Written instruction:
From the records below, copy every line that contains the word "legend".

===

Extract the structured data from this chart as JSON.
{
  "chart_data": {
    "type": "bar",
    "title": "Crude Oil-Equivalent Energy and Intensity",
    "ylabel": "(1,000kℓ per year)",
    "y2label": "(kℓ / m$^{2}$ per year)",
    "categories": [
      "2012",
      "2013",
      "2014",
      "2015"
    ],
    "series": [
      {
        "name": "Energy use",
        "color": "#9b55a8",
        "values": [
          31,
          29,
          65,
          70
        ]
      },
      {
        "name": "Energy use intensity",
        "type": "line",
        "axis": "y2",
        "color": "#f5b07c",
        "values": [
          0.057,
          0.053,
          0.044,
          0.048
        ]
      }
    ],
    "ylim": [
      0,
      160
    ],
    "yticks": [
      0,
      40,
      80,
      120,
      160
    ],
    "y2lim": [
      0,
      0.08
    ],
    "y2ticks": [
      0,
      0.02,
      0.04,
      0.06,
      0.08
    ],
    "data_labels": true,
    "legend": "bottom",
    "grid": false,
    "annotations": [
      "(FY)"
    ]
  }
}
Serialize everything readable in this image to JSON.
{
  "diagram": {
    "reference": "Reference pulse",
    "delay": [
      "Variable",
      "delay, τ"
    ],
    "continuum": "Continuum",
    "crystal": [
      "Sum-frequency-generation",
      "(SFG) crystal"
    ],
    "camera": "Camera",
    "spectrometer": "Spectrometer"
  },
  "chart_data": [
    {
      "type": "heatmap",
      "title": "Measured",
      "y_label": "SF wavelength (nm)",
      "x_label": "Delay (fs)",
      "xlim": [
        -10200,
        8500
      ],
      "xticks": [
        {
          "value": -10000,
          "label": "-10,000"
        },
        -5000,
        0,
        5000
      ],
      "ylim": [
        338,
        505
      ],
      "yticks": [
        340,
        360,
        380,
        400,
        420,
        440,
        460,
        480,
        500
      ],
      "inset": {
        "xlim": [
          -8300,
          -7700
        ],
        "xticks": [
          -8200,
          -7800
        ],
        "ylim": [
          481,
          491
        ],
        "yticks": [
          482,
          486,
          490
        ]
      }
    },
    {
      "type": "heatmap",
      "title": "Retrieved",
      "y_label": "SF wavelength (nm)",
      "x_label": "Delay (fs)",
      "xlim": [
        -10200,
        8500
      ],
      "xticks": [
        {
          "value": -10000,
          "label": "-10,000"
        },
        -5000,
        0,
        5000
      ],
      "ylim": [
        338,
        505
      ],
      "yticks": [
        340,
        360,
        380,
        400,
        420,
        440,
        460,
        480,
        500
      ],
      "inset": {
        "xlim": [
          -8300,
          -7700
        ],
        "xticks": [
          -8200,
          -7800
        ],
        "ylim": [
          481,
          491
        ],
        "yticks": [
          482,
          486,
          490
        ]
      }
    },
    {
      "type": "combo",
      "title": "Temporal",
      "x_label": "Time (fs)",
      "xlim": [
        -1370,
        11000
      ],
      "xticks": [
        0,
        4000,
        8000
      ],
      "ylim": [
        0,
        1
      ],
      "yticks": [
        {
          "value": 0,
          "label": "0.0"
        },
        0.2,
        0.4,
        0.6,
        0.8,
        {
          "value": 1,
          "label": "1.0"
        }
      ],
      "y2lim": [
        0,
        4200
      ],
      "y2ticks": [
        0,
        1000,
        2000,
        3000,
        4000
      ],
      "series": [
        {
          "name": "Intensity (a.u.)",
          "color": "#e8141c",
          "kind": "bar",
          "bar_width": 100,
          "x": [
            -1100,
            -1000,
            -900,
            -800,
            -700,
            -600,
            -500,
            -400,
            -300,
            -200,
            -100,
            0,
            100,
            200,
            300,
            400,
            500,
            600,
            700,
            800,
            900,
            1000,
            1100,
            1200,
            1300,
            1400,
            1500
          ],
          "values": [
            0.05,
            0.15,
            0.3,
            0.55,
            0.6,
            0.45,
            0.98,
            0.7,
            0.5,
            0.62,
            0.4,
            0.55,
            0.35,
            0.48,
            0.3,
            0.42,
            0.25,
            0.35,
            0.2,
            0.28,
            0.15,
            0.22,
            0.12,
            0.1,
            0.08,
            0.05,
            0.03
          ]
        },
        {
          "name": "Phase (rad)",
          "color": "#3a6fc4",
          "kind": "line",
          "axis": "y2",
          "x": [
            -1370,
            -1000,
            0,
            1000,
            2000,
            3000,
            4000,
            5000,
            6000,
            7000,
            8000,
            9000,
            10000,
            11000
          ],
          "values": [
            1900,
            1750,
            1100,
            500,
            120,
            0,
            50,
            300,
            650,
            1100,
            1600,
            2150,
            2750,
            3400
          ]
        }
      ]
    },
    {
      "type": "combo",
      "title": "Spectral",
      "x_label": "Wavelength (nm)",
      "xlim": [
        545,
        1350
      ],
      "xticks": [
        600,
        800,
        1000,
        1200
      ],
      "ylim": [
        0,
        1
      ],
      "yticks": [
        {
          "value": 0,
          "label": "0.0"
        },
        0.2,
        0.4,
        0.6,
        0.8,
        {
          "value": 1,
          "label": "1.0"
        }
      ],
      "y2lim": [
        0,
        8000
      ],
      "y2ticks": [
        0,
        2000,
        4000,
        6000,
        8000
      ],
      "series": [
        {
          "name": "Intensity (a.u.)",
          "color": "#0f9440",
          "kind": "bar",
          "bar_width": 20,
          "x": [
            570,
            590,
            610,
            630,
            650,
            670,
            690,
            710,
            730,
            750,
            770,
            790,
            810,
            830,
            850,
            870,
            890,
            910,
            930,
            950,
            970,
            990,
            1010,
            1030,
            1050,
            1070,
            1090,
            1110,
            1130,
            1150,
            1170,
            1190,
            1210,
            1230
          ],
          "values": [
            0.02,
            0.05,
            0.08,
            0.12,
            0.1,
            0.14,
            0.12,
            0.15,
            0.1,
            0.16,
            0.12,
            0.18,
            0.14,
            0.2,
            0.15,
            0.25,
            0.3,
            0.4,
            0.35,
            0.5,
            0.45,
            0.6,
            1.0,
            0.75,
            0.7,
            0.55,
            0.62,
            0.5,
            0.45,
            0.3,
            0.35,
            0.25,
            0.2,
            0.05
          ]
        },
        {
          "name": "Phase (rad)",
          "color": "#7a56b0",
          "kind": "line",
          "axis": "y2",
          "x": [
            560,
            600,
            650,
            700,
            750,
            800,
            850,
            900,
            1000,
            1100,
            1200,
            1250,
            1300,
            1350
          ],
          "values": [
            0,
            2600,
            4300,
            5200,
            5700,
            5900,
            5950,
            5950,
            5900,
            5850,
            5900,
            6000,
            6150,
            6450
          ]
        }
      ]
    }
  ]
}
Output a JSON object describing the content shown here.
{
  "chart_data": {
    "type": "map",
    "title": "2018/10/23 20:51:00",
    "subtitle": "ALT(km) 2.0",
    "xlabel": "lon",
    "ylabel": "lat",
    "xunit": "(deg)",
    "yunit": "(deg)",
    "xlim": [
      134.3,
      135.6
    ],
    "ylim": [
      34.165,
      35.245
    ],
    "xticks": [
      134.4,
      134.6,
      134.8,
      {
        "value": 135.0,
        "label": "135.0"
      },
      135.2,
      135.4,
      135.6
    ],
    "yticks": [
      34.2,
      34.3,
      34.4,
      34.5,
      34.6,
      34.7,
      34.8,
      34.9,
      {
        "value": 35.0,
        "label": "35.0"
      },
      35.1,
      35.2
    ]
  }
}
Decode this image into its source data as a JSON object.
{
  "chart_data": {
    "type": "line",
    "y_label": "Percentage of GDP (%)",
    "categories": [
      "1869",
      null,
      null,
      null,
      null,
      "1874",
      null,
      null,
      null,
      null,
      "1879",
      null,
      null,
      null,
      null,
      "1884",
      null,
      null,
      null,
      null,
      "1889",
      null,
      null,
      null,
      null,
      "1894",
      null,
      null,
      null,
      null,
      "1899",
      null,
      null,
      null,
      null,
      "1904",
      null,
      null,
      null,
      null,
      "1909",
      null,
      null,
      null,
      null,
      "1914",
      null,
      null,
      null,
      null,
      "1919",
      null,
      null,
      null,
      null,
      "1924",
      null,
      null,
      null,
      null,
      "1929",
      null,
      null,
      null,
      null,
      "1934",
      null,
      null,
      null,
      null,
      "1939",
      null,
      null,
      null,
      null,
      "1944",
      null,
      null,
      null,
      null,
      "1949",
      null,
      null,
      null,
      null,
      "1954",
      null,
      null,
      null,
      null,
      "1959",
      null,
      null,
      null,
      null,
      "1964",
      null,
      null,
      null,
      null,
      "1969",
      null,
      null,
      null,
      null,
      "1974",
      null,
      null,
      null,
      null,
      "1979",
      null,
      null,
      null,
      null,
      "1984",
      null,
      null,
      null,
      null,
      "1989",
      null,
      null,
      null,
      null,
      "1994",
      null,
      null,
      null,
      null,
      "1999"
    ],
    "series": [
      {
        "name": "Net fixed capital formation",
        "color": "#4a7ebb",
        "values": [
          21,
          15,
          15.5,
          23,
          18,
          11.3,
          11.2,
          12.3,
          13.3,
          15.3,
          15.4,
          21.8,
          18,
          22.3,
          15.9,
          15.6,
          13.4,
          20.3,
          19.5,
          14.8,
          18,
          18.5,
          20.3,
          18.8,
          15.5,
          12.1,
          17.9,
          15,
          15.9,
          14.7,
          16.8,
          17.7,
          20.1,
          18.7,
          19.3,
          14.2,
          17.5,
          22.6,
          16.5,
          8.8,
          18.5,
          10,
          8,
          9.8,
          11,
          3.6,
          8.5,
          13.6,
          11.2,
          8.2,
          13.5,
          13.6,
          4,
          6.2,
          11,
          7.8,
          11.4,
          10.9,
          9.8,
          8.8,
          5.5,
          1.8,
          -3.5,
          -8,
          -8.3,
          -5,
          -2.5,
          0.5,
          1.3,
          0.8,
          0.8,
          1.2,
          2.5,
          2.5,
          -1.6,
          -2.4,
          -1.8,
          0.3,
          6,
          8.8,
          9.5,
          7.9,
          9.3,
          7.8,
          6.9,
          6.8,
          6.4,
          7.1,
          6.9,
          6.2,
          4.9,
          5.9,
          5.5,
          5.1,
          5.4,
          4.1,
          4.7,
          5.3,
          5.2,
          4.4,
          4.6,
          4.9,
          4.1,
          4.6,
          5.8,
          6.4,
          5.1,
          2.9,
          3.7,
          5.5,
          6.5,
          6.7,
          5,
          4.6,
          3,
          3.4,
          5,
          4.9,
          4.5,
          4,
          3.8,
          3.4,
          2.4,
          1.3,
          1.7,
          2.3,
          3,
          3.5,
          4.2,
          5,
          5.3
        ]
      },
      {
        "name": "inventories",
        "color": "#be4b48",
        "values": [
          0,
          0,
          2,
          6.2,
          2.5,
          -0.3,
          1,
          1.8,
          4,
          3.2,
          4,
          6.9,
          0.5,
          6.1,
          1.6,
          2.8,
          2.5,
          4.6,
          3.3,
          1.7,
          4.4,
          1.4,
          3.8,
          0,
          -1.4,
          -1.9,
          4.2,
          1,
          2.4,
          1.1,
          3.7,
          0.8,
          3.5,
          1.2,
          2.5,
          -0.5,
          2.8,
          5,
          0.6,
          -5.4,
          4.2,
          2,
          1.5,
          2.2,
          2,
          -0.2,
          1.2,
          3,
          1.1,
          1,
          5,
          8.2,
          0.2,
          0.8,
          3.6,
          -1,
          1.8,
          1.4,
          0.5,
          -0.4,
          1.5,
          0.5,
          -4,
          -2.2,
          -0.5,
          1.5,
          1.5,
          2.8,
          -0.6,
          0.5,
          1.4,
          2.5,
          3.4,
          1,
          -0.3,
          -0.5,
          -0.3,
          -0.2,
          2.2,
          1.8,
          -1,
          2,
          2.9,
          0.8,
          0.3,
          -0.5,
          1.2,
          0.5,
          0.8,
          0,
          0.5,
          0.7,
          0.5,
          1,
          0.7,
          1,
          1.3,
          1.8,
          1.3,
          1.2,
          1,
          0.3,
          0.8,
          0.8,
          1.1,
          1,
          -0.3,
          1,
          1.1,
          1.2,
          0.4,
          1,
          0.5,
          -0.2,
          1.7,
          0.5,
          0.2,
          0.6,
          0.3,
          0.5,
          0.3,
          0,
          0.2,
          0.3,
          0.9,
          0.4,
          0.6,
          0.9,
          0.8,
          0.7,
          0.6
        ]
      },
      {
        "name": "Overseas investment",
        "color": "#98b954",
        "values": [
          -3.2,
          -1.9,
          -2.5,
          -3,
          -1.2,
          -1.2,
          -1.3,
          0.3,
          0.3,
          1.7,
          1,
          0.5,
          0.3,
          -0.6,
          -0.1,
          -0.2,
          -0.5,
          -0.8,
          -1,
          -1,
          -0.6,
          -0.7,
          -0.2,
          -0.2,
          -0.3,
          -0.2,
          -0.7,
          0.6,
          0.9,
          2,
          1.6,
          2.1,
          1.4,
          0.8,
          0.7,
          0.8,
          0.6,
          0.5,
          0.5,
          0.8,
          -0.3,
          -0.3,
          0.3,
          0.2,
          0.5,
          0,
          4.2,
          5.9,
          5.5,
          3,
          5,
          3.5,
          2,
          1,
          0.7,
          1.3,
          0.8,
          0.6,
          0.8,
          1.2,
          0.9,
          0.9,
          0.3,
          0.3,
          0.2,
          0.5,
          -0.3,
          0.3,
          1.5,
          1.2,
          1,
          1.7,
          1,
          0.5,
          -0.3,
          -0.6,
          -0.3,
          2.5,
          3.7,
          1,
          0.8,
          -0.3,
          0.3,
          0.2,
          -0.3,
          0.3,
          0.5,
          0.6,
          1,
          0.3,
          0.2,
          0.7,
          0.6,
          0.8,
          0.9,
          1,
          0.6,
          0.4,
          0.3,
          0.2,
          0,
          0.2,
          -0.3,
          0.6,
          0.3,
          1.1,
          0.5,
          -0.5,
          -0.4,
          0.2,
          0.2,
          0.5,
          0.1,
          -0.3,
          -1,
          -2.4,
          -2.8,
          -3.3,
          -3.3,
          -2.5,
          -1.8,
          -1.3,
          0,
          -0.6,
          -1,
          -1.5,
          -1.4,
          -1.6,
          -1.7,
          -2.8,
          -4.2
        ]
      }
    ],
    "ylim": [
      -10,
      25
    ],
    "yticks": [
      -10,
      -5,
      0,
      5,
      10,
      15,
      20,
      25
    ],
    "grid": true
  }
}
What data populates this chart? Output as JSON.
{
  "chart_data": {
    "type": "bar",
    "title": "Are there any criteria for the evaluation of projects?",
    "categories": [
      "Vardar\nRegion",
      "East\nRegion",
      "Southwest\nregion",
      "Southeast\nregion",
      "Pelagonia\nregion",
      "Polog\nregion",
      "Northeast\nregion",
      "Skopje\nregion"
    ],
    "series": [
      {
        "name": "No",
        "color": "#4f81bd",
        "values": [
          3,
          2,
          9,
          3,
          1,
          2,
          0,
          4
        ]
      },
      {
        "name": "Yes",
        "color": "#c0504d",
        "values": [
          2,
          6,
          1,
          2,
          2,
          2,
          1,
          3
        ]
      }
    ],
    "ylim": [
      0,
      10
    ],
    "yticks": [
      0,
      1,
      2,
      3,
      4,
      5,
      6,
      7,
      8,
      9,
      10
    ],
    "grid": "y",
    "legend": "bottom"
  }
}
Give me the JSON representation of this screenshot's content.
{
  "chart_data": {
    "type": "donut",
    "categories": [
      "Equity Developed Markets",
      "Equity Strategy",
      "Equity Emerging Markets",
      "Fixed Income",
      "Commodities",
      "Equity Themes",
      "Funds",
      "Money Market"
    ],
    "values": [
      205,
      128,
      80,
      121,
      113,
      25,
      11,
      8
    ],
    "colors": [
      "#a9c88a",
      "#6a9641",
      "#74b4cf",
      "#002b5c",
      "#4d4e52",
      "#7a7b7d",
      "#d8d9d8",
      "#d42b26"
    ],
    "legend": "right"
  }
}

===

Exercise result:
    "legend": "bottom",
    "legend": "bottom"
    "legend": "right"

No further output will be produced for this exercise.